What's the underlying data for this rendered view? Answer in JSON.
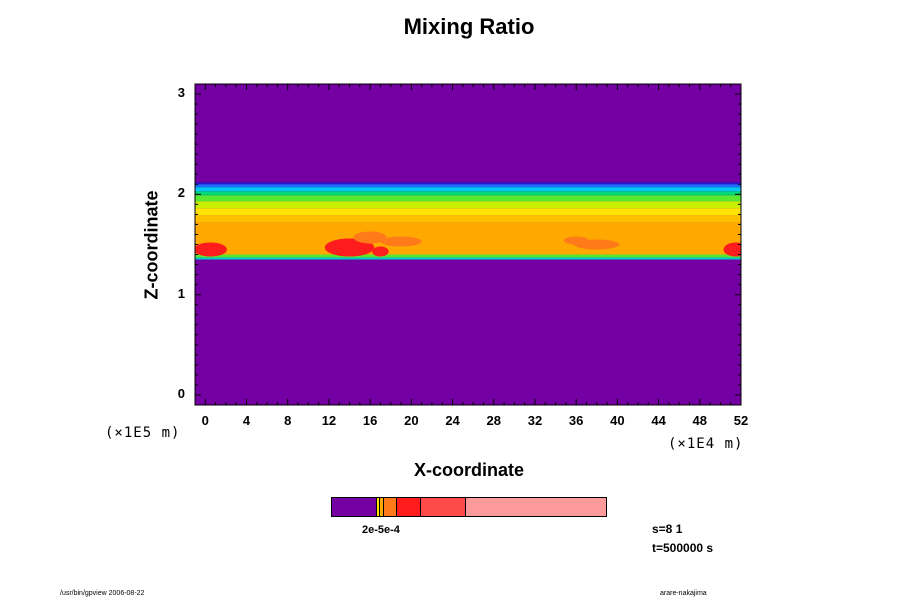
{
  "chart_data": {
    "type": "heatmap",
    "title": "Mixing Ratio",
    "xlabel": "X-coordinate",
    "ylabel": "Z-coordinate",
    "x_unit": "(×1E4 m)",
    "y_unit": "(×1E5 m)",
    "xlim": [
      -1,
      52
    ],
    "ylim": [
      -0.1,
      3.1
    ],
    "x_ticks": [
      "0",
      "4",
      "8",
      "12",
      "16",
      "20",
      "24",
      "28",
      "32",
      "36",
      "40",
      "44",
      "48",
      "52"
    ],
    "y_ticks": [
      "0",
      "1",
      "2",
      "3"
    ],
    "background_color": "#7400a4",
    "bands": [
      {
        "z0": 2.12,
        "z1": 2.1,
        "color": "#2a18c8"
      },
      {
        "z0": 2.1,
        "z1": 2.07,
        "color": "#1c6cff"
      },
      {
        "z0": 2.07,
        "z1": 2.03,
        "color": "#00c8f0"
      },
      {
        "z0": 2.03,
        "z1": 1.99,
        "color": "#00d878"
      },
      {
        "z0": 1.99,
        "z1": 1.93,
        "color": "#58e830"
      },
      {
        "z0": 1.93,
        "z1": 1.86,
        "color": "#c8f000"
      },
      {
        "z0": 1.86,
        "z1": 1.79,
        "color": "#ffe400"
      },
      {
        "z0": 1.79,
        "z1": 1.72,
        "color": "#ffc000"
      },
      {
        "z0": 1.72,
        "z1": 1.4,
        "color": "#ffa800"
      },
      {
        "z0": 1.4,
        "z1": 1.37,
        "color": "#58e830"
      },
      {
        "z0": 1.37,
        "z1": 1.35,
        "color": "#00c8c8"
      }
    ],
    "patches": [
      {
        "x": 0.5,
        "z": 1.45,
        "rx": 1.6,
        "rz": 0.07,
        "color": "#ff1c1c"
      },
      {
        "x": 14.0,
        "z": 1.47,
        "rx": 2.4,
        "rz": 0.09,
        "color": "#ff1c1c"
      },
      {
        "x": 17.0,
        "z": 1.43,
        "rx": 0.8,
        "rz": 0.05,
        "color": "#ff1c1c"
      },
      {
        "x": 51.5,
        "z": 1.45,
        "rx": 1.2,
        "rz": 0.07,
        "color": "#ff1c1c"
      },
      {
        "x": 16.0,
        "z": 1.57,
        "rx": 1.6,
        "rz": 0.06,
        "color": "#ff7a18"
      },
      {
        "x": 19.0,
        "z": 1.53,
        "rx": 2.0,
        "rz": 0.05,
        "color": "#ff7a18"
      },
      {
        "x": 36.0,
        "z": 1.54,
        "rx": 1.2,
        "rz": 0.04,
        "color": "#ff7a18"
      },
      {
        "x": 38.0,
        "z": 1.5,
        "rx": 2.2,
        "rz": 0.05,
        "color": "#ff7a18"
      }
    ],
    "colorbar": {
      "segments": [
        {
          "frac": 0.165,
          "color": "#7400a4"
        },
        {
          "frac": 0.012,
          "color": "#ffe400"
        },
        {
          "frac": 0.012,
          "color": "#ffa800"
        },
        {
          "frac": 0.05,
          "color": "#ff7a18"
        },
        {
          "frac": 0.085,
          "color": "#ff1c1c"
        },
        {
          "frac": 0.165,
          "color": "#ff4a4a"
        },
        {
          "frac": 0.511,
          "color": "#ff9a9a"
        }
      ],
      "label": "2e-5e-4"
    }
  },
  "info": {
    "s": "s=8 1",
    "t": "t=500000 s"
  },
  "footer": {
    "left": "/usr/bin/gpview 2006-08-22",
    "right": "arare-nakajima"
  }
}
-.-.-
* **WHAT THIS TASK INVOLVES**
Copy out each record shown above without alteration, skipping any picture.

* **SOLUTION TO THIS PROBLEM**
What's the underlying data for this rendered view? Answer in JSON.
{
  "chart_data": {
    "type": "heatmap",
    "title": "Mixing Ratio",
    "xlabel": "X-coordinate",
    "ylabel": "Z-coordinate",
    "x_unit": "(×1E4 m)",
    "y_unit": "(×1E5 m)",
    "xlim": [
      -1,
      52
    ],
    "ylim": [
      -0.1,
      3.1
    ],
    "x_ticks": [
      "0",
      "4",
      "8",
      "12",
      "16",
      "20",
      "24",
      "28",
      "32",
      "36",
      "40",
      "44",
      "48",
      "52"
    ],
    "y_ticks": [
      "0",
      "1",
      "2",
      "3"
    ],
    "background_color": "#7400a4",
    "bands": [
      {
        "z0": 2.12,
        "z1": 2.1,
        "color": "#2a18c8"
      },
      {
        "z0": 2.1,
        "z1": 2.07,
        "color": "#1c6cff"
      },
      {
        "z0": 2.07,
        "z1": 2.03,
        "color": "#00c8f0"
      },
      {
        "z0": 2.03,
        "z1": 1.99,
        "color": "#00d878"
      },
      {
        "z0": 1.99,
        "z1": 1.93,
        "color": "#58e830"
      },
      {
        "z0": 1.93,
        "z1": 1.86,
        "color": "#c8f000"
      },
      {
        "z0": 1.86,
        "z1": 1.79,
        "color": "#ffe400"
      },
      {
        "z0": 1.79,
        "z1": 1.72,
        "color": "#ffc000"
      },
      {
        "z0": 1.72,
        "z1": 1.4,
        "color": "#ffa800"
      },
      {
        "z0": 1.4,
        "z1": 1.37,
        "color": "#58e830"
      },
      {
        "z0": 1.37,
        "z1": 1.35,
        "color": "#00c8c8"
      }
    ],
    "patches": [
      {
        "x": 0.5,
        "z": 1.45,
        "rx": 1.6,
        "rz": 0.07,
        "color": "#ff1c1c"
      },
      {
        "x": 14.0,
        "z": 1.47,
        "rx": 2.4,
        "rz": 0.09,
        "color": "#ff1c1c"
      },
      {
        "x": 17.0,
        "z": 1.43,
        "rx": 0.8,
        "rz": 0.05,
        "color": "#ff1c1c"
      },
      {
        "x": 51.5,
        "z": 1.45,
        "rx": 1.2,
        "rz": 0.07,
        "color": "#ff1c1c"
      },
      {
        "x": 16.0,
        "z": 1.57,
        "rx": 1.6,
        "rz": 0.06,
        "color": "#ff7a18"
      },
      {
        "x": 19.0,
        "z": 1.53,
        "rx": 2.0,
        "rz": 0.05,
        "color": "#ff7a18"
      },
      {
        "x": 36.0,
        "z": 1.54,
        "rx": 1.2,
        "rz": 0.04,
        "color": "#ff7a18"
      },
      {
        "x": 38.0,
        "z": 1.5,
        "rx": 2.2,
        "rz": 0.05,
        "color": "#ff7a18"
      }
    ],
    "colorbar": {
      "segments": [
        {
          "frac": 0.165,
          "color": "#7400a4"
        },
        {
          "frac": 0.012,
          "color": "#ffe400"
        },
        {
          "frac": 0.012,
          "color": "#ffa800"
        },
        {
          "frac": 0.05,
          "color": "#ff7a18"
        },
        {
          "frac": 0.085,
          "color": "#ff1c1c"
        },
        {
          "frac": 0.165,
          "color": "#ff4a4a"
        },
        {
          "frac": 0.511,
          "color": "#ff9a9a"
        }
      ],
      "label": "2e-5e-4"
    }
  },
  "info": {
    "s": "s=8 1",
    "t": "t=500000 s"
  },
  "footer": {
    "left": "/usr/bin/gpview 2006-08-22",
    "right": "arare-nakajima"
  }
}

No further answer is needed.